[Task instructions]
In your copy, leave out the pictures and repeat the entries below exactly.

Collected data

==================================================

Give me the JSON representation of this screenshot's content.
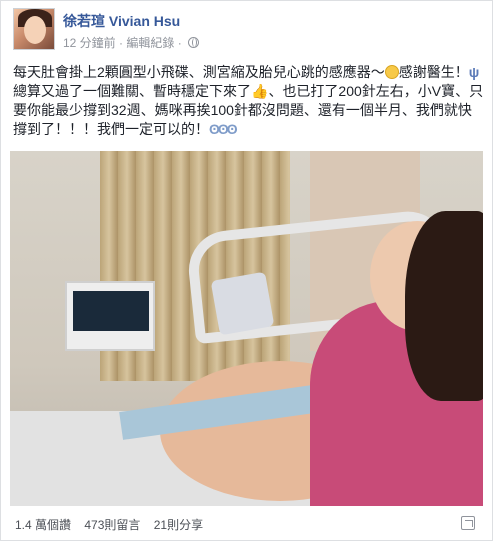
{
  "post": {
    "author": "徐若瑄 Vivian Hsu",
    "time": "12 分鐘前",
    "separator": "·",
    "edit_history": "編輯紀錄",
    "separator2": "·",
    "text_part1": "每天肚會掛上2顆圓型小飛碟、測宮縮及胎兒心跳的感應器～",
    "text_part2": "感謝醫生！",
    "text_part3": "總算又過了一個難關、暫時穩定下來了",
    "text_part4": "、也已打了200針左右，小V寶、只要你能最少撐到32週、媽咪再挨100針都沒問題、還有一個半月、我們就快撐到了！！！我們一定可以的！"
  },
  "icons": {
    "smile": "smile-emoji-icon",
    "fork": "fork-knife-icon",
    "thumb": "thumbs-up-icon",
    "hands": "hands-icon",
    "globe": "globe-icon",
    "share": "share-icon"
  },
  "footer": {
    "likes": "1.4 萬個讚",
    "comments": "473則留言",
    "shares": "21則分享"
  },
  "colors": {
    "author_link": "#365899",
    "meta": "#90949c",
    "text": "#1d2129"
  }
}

==================================================

[Task output]
Give me the JSON representation of this screenshot's content.
{
  "post": {
    "author": "徐若瑄 Vivian Hsu",
    "time": "12 分鐘前",
    "separator": "·",
    "edit_history": "編輯紀錄",
    "separator2": "·",
    "text_part1": "每天肚會掛上2顆圓型小飛碟、測宮縮及胎兒心跳的感應器～",
    "text_part2": "感謝醫生！",
    "text_part3": "總算又過了一個難關、暫時穩定下來了",
    "text_part4": "、也已打了200針左右，小V寶、只要你能最少撐到32週、媽咪再挨100針都沒問題、還有一個半月、我們就快撐到了！！！我們一定可以的！"
  },
  "icons": {
    "smile": "smile-emoji-icon",
    "fork": "fork-knife-icon",
    "thumb": "thumbs-up-icon",
    "hands": "hands-icon",
    "globe": "globe-icon",
    "share": "share-icon"
  },
  "footer": {
    "likes": "1.4 萬個讚",
    "comments": "473則留言",
    "shares": "21則分享"
  },
  "colors": {
    "author_link": "#365899",
    "meta": "#90949c",
    "text": "#1d2129"
  }
}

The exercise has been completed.